# Directions:
Rewrite all of the material below with "Select Technician" changed to "Choose Technician" and nothing else altered, leaving out the pictures.

***** Supplied entries *****

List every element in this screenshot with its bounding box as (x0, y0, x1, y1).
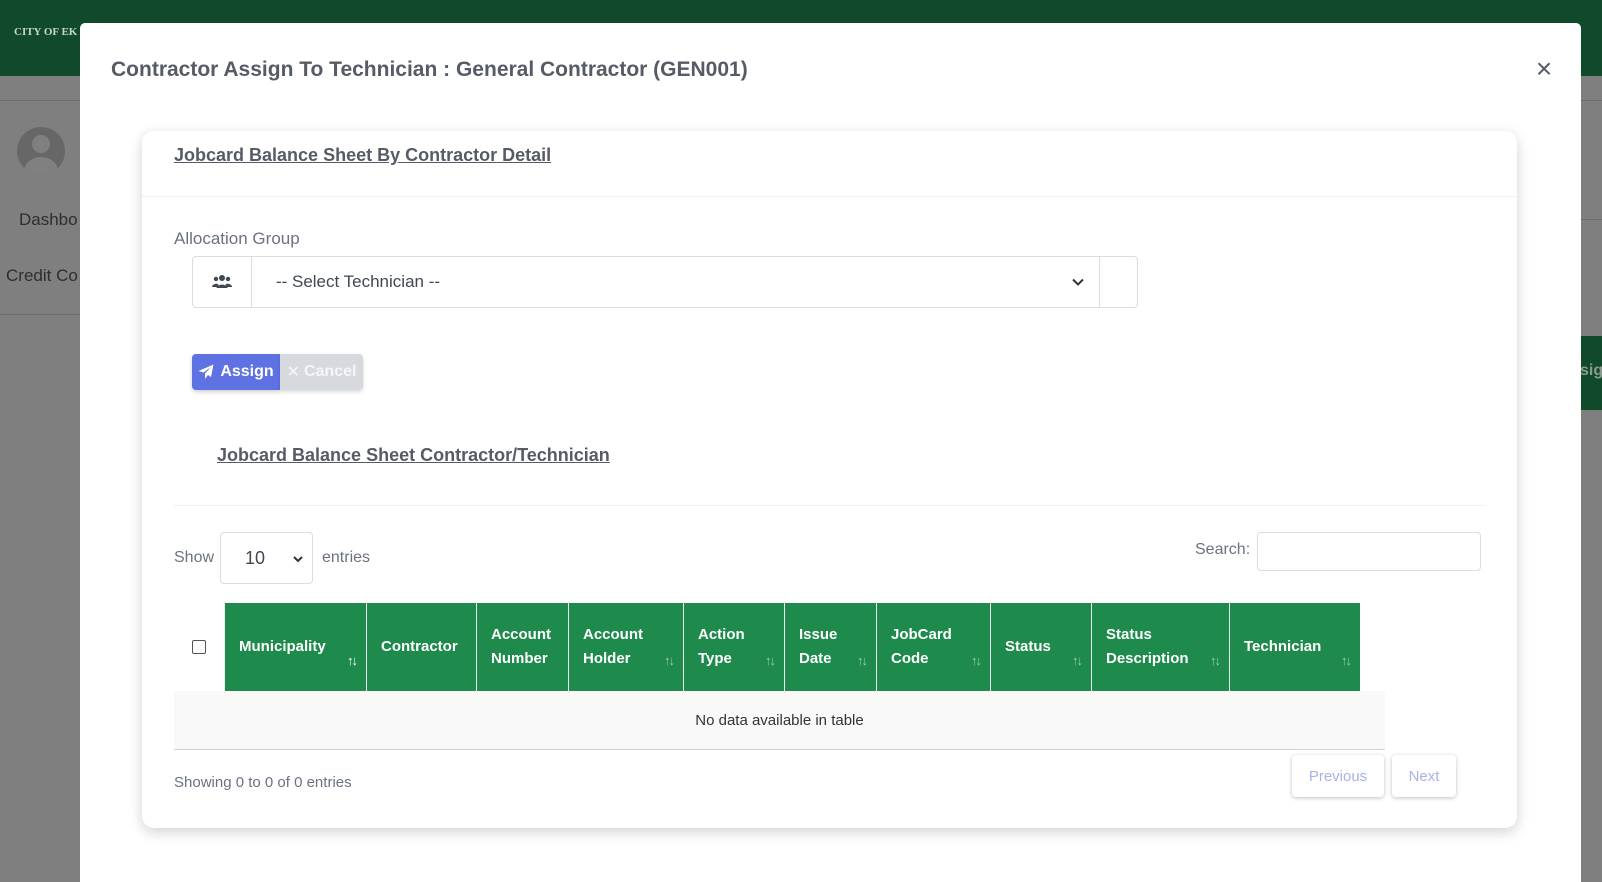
users-icon (192, 256, 251, 308)
table-info: Showing 0 to 0 of 0 entries (174, 774, 352, 791)
column-header-issue-date[interactable]: Issue Date ↑↓ (784, 603, 876, 691)
modal-title: Contractor Assign To Technician : Genera… (111, 58, 748, 81)
column-header-account-number[interactable]: Account Number (476, 603, 568, 691)
column-label: Account Holder (583, 626, 643, 667)
page-length-select[interactable]: 10 (220, 532, 313, 584)
sidebar-item-dashboard: Dashbo (19, 210, 78, 229)
sort-icon: ↑↓ (1210, 653, 1221, 668)
chevron-down-icon (1072, 278, 1084, 286)
select-all-checkbox[interactable] (192, 640, 206, 654)
column-header-status[interactable]: Status ↑↓ (990, 603, 1091, 691)
allocation-group-label: Allocation Group (174, 229, 300, 248)
empty-table-row: No data available in table (174, 691, 1385, 750)
technician-select-group: -- Select Technician -- (192, 256, 1138, 308)
column-label: Contractor (381, 638, 458, 655)
column-label: Technician (1244, 638, 1322, 655)
column-header-technician[interactable]: Technician ↑↓ (1229, 603, 1360, 691)
column-label: Status (1005, 638, 1051, 655)
assign-modal: Contractor Assign To Technician : Genera… (80, 23, 1581, 882)
search-input[interactable] (1257, 532, 1481, 571)
technician-select-value: -- Select Technician -- (275, 272, 441, 291)
column-label: Account Number (491, 626, 551, 667)
background-assign-label: sign (1580, 362, 1602, 379)
column-header-contractor[interactable]: Contractor (366, 603, 476, 691)
cancel-button-label: Cancel (303, 363, 357, 380)
card-title: Jobcard Balance Sheet By Contractor Deta… (174, 145, 552, 165)
show-label: Show (174, 549, 215, 566)
sort-icon: ↑↓ (971, 653, 982, 668)
select-addon (1100, 256, 1138, 308)
column-header-action-type[interactable]: Action Type ↑↓ (683, 603, 784, 691)
entries-label: entries (322, 549, 371, 566)
balance-sheet-card: Jobcard Balance Sheet By Contractor Deta… (142, 131, 1517, 828)
select-all-cell (174, 603, 224, 691)
column-header-jobcard-code[interactable]: JobCard Code ↑↓ (876, 603, 990, 691)
page-length-value: 10 (245, 547, 266, 568)
column-label: Issue Date (799, 626, 838, 667)
sort-icon: ↑↓ (1072, 653, 1083, 668)
sort-icon: ↑↓ (765, 653, 776, 668)
sort-icon: ↑↓ (664, 653, 675, 668)
sort-icon: ↑↓ (1341, 653, 1352, 668)
table-header: Municipality ↑↓ Contractor Account Numbe… (174, 603, 1360, 691)
card-header: Jobcard Balance Sheet By Contractor Deta… (142, 131, 1517, 197)
table-section-title: Jobcard Balance Sheet Contractor/Technic… (217, 445, 610, 465)
search-label: Search: (1195, 541, 1251, 558)
next-page-button[interactable]: Next (1392, 755, 1456, 797)
sidebar-item-credit-control: Credit Co (6, 266, 78, 285)
assign-button-label: Assign (220, 363, 274, 380)
column-header-account-holder[interactable]: Account Holder ↑↓ (568, 603, 683, 691)
user-avatar (17, 127, 65, 175)
technician-select[interactable]: -- Select Technician -- (250, 256, 1101, 308)
sort-icon: ↑↓ (857, 653, 868, 668)
column-header-municipality[interactable]: Municipality ↑↓ (224, 603, 366, 691)
close-icon[interactable]: × (1528, 53, 1560, 85)
cancel-button[interactable]: ✕ Cancel (280, 354, 363, 390)
chevron-down-icon (293, 556, 303, 563)
background-panel (1580, 100, 1602, 220)
column-label: Municipality (239, 638, 326, 655)
divider (174, 505, 1485, 506)
column-label: JobCard Code (891, 626, 952, 667)
column-label: Status Description (1106, 626, 1189, 667)
brand-logo-text: CITY OF EK (14, 26, 78, 38)
close-icon: ✕ (286, 364, 300, 381)
paper-plane-icon (198, 364, 214, 379)
column-label: Action Type (698, 626, 745, 667)
column-header-status-description[interactable]: Status Description ↑↓ (1091, 603, 1229, 691)
previous-page-button[interactable]: Previous (1292, 755, 1384, 797)
sort-icon: ↑↓ (347, 653, 358, 668)
assign-button[interactable]: Assign (192, 354, 280, 390)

*****

# The response:
List every element in this screenshot with its bounding box as (x0, y0, x1, y1).
users-icon (192, 256, 251, 308)
table-info: Showing 0 to 0 of 0 entries (174, 774, 352, 791)
column-header-issue-date[interactable]: Issue Date ↑↓ (784, 603, 876, 691)
modal-title: Contractor Assign To Technician : Genera… (111, 58, 748, 81)
column-header-account-number[interactable]: Account Number (476, 603, 568, 691)
column-label: Account Holder (583, 626, 643, 667)
page-length-select[interactable]: 10 (220, 532, 313, 584)
sidebar-item-dashboard: Dashbo (19, 210, 78, 229)
sort-icon: ↑↓ (1210, 653, 1221, 668)
chevron-down-icon (1072, 278, 1084, 286)
select-all-checkbox[interactable] (192, 640, 206, 654)
column-header-status[interactable]: Status ↑↓ (990, 603, 1091, 691)
allocation-group-label: Allocation Group (174, 229, 300, 248)
empty-table-row: No data available in table (174, 691, 1385, 750)
technician-select-group: -- Choose Technician -- (192, 256, 1138, 308)
column-label: Contractor (381, 638, 458, 655)
column-label: Technician (1244, 638, 1322, 655)
column-header-technician[interactable]: Technician ↑↓ (1229, 603, 1360, 691)
column-label: Status (1005, 638, 1051, 655)
assign-modal: Contractor Assign To Technician : Genera… (80, 23, 1581, 882)
search-input[interactable] (1257, 532, 1481, 571)
technician-select-value: -- Choose Technician -- (275, 272, 441, 291)
column-label: Account Number (491, 626, 551, 667)
background-assign-label: sign (1580, 362, 1602, 379)
column-header-contractor[interactable]: Contractor (366, 603, 476, 691)
cancel-button-label: Cancel (303, 363, 357, 380)
card-title: Jobcard Balance Sheet By Contractor Deta… (174, 145, 552, 165)
show-label: Show (174, 549, 215, 566)
sort-icon: ↑↓ (971, 653, 982, 668)
select-addon (1100, 256, 1138, 308)
column-header-action-type[interactable]: Action Type ↑↓ (683, 603, 784, 691)
entries-label: entries (322, 549, 371, 566)
balance-sheet-card: Jobcard Balance Sheet By Contractor Deta… (142, 131, 1517, 828)
select-all-cell (174, 603, 224, 691)
column-header-jobcard-code[interactable]: JobCard Code ↑↓ (876, 603, 990, 691)
page-length-value: 10 (245, 547, 266, 568)
column-label: Issue Date (799, 626, 838, 667)
sort-icon: ↑↓ (1072, 653, 1083, 668)
sort-icon: ↑↓ (765, 653, 776, 668)
sort-icon: ↑↓ (664, 653, 675, 668)
sort-icon: ↑↓ (1341, 653, 1352, 668)
table-header: Municipality ↑↓ Contractor Account Numbe… (174, 603, 1360, 691)
card-header: Jobcard Balance Sheet By Contractor Deta… (142, 131, 1517, 197)
table-section-title: Jobcard Balance Sheet Contractor/Technic… (217, 445, 610, 465)
search-label: Search: (1195, 541, 1251, 558)
next-page-button[interactable]: Next (1392, 755, 1456, 797)
sidebar-item-credit-control: Credit Co (6, 266, 78, 285)
assign-button-label: Assign (220, 363, 274, 380)
column-header-account-holder[interactable]: Account Holder ↑↓ (568, 603, 683, 691)
user-avatar (17, 127, 65, 175)
technician-select[interactable]: -- Choose Technician -- (250, 256, 1101, 308)
sort-icon: ↑↓ (857, 653, 868, 668)
column-header-municipality[interactable]: Municipality ↑↓ (224, 603, 366, 691)
close-icon[interactable]: × (1528, 53, 1560, 85)
cancel-button[interactable]: ✕ Cancel (280, 354, 363, 390)
chevron-down-icon (293, 556, 303, 563)
background-panel (1580, 100, 1602, 220)
column-label: Municipality (239, 638, 326, 655)
divider (174, 505, 1485, 506)
column-label: JobCard Code (891, 626, 952, 667)
column-label: Status Description (1106, 626, 1189, 667)
brand-logo-text: CITY OF EK (14, 26, 78, 38)
close-icon: ✕ (286, 364, 300, 381)
paper-plane-icon (198, 364, 214, 379)
column-label: Action Type (698, 626, 745, 667)
column-header-status-description[interactable]: Status Description ↑↓ (1091, 603, 1229, 691)
previous-page-button[interactable]: Previous (1292, 755, 1384, 797)
sort-icon: ↑↓ (347, 653, 358, 668)
assign-button[interactable]: Assign (192, 354, 280, 390)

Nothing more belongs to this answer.